Exercise brief.
Could you filter the records below down to the lines that include the word "niños"?

━━━ Data for processing ━━━

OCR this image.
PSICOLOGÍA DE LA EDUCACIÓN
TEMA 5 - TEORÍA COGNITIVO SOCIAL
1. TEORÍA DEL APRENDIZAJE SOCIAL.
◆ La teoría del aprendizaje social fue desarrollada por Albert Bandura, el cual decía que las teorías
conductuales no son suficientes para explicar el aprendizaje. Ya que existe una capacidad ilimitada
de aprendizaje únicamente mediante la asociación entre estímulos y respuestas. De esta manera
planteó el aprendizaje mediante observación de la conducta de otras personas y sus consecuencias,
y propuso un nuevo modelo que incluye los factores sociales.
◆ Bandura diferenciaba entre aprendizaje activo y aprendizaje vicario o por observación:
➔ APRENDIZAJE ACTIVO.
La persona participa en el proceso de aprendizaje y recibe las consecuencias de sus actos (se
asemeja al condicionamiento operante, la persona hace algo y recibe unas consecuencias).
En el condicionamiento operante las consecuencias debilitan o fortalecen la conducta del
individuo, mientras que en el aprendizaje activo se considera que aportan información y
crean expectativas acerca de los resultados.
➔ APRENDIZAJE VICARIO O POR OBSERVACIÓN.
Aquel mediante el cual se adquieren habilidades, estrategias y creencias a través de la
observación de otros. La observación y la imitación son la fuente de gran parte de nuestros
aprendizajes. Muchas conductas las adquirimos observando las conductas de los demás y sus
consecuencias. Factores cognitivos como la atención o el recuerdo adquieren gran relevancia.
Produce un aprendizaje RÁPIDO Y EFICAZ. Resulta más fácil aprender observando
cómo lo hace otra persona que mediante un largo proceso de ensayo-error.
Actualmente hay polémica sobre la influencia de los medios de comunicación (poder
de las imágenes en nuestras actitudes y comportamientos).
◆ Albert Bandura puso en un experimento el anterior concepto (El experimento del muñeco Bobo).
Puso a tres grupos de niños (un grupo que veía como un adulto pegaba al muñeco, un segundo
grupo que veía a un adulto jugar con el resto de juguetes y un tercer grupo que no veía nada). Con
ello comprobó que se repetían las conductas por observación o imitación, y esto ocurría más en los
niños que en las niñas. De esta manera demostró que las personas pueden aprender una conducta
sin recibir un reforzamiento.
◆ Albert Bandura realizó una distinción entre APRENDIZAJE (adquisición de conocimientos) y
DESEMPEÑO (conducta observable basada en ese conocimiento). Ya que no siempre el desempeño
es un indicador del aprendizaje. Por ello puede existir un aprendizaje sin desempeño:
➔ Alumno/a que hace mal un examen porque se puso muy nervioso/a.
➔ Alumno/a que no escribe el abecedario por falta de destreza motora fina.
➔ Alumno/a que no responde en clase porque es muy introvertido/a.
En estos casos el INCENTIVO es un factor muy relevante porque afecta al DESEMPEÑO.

━━━

Exercise answer.
Puso a tres grupos de niños (un grupo que veía como un adulto pegaba al muñeco, un segundo
niños que en las niñas. De esta manera demostró que las personas pueden aprender una conducta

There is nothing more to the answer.